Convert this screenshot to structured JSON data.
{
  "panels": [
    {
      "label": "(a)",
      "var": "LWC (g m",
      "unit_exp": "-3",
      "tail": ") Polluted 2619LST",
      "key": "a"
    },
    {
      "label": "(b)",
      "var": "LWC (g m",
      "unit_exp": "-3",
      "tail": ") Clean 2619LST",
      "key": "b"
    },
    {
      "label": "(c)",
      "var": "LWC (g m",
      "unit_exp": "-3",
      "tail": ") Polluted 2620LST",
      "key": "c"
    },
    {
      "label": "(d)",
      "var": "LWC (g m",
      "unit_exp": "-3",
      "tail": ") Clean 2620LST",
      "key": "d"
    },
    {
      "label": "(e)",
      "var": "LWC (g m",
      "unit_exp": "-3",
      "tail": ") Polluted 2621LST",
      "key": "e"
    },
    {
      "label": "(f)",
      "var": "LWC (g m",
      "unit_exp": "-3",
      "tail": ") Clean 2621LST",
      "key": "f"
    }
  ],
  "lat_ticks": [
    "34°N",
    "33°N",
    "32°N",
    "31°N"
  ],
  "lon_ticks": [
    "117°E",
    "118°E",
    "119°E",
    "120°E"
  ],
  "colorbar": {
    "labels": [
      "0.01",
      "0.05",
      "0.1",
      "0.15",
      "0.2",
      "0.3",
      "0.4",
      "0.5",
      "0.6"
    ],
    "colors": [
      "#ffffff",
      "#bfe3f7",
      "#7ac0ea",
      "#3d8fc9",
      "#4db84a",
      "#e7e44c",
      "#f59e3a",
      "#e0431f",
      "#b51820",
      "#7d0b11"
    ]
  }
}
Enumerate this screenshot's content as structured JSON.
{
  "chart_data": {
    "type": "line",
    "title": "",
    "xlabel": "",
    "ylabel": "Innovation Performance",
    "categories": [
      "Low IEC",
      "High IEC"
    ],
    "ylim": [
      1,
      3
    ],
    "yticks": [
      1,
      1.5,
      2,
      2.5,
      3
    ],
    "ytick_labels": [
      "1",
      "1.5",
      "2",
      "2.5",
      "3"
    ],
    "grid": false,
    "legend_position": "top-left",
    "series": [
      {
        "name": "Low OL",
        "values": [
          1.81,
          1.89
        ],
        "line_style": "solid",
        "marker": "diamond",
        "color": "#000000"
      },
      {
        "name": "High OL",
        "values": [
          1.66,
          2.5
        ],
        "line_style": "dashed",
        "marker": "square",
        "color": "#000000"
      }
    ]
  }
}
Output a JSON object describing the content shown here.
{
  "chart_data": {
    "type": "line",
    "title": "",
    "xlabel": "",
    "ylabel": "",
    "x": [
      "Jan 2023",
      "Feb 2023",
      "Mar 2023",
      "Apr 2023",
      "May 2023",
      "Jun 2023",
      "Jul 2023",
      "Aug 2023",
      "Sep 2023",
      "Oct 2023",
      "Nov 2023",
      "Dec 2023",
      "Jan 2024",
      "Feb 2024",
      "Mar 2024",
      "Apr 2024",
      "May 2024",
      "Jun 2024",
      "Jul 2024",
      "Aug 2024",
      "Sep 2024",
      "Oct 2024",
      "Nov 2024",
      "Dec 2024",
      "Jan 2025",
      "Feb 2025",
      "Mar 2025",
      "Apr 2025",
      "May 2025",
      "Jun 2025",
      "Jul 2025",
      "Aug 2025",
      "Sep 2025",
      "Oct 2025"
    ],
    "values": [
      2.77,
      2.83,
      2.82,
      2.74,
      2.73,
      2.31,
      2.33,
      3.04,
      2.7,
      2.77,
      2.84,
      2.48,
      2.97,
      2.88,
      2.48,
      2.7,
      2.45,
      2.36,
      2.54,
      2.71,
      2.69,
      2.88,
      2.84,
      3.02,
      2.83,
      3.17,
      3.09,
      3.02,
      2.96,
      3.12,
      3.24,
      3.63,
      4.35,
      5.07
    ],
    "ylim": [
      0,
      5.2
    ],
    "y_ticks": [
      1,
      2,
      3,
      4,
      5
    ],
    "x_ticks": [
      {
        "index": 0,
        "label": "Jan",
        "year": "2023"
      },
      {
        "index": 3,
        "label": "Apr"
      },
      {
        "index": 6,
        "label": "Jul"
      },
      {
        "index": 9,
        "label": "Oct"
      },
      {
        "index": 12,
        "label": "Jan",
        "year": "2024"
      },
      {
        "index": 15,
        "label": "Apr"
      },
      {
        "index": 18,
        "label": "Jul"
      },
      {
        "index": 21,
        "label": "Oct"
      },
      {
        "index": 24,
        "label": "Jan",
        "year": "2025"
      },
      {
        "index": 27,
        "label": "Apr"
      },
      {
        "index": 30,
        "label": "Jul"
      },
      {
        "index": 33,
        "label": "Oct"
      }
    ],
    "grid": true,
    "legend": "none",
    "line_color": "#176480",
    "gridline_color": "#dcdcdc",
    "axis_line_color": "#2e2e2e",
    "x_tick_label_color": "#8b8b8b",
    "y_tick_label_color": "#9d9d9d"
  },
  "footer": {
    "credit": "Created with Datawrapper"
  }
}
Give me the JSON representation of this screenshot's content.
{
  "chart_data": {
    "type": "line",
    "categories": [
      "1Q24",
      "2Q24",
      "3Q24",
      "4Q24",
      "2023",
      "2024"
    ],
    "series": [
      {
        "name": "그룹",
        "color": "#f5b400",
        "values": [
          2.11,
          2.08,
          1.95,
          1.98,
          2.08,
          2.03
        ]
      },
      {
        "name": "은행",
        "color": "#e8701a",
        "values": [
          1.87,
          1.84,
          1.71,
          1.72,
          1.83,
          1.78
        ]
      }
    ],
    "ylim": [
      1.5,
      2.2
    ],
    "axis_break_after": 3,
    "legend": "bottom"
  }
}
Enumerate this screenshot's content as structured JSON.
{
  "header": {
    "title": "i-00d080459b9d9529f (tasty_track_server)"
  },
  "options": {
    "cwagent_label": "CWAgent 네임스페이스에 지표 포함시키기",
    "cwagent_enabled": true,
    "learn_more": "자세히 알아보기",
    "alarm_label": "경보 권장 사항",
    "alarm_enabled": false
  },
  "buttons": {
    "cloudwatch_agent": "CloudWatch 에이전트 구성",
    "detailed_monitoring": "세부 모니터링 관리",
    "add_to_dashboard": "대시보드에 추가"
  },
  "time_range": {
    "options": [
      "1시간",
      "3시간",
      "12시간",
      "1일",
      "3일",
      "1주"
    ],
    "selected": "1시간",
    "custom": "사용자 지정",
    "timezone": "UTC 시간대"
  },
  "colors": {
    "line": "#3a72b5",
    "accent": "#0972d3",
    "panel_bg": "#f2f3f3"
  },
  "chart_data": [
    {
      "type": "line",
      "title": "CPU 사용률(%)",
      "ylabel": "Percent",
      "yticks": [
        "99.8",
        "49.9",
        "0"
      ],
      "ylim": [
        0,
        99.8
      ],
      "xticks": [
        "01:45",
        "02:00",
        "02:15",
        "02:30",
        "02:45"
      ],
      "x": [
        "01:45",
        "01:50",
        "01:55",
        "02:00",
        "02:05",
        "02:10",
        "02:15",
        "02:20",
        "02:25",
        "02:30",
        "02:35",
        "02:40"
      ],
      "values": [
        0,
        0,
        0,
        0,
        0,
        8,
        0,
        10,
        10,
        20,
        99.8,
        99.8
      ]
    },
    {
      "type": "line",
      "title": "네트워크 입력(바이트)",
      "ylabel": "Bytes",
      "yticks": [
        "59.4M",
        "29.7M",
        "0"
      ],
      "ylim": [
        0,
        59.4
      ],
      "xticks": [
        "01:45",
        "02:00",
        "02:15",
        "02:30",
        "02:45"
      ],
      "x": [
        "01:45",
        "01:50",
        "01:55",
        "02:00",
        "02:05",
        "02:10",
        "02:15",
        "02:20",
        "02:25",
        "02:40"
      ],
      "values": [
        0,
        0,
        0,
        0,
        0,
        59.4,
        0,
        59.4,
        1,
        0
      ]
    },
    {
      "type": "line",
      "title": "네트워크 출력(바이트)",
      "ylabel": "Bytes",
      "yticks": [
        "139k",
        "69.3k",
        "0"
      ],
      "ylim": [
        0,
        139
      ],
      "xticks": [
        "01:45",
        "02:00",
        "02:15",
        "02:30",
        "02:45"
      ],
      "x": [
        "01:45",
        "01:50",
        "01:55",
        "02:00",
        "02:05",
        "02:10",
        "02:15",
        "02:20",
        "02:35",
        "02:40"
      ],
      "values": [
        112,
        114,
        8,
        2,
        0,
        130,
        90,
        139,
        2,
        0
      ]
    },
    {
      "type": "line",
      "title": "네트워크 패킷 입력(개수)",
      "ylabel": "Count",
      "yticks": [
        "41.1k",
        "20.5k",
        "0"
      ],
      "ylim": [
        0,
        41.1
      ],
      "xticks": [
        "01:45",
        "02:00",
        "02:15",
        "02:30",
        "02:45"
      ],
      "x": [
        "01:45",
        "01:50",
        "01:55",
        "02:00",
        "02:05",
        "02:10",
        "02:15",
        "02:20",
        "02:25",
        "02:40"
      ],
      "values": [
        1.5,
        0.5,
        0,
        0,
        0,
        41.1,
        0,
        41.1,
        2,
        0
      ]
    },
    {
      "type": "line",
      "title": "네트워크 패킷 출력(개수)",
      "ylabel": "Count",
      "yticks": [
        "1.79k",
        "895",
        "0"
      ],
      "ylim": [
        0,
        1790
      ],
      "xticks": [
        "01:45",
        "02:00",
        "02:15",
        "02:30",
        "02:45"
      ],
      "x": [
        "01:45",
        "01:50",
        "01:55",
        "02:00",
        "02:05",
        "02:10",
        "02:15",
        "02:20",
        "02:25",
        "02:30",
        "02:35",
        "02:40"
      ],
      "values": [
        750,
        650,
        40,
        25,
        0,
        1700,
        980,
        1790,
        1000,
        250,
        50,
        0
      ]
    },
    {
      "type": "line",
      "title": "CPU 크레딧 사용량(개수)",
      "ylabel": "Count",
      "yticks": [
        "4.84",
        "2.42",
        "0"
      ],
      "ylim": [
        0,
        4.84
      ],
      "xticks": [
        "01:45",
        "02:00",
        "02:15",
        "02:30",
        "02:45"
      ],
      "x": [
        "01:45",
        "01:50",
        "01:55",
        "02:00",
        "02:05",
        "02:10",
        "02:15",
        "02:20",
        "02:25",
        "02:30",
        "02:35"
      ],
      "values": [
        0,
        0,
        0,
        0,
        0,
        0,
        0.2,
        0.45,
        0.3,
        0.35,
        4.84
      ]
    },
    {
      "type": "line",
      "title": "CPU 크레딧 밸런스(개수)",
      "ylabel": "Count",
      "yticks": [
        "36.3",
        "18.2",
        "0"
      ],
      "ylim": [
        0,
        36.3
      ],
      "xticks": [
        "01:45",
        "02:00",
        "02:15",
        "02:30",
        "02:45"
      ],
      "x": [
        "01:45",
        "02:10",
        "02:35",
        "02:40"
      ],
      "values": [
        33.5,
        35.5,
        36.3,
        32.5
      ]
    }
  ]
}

------------------------------------------------

#### GIVEN REQUEST:
Return a copy of every line that includes the word "screenshot".

#### FULL SOLUTION:
Convert this screenshot to structured JSON data.
Enumerate this screenshot's content as structured JSON.
Give me the JSON representation of this screenshot's content.
Enumerate this screenshot's content as structured JSON.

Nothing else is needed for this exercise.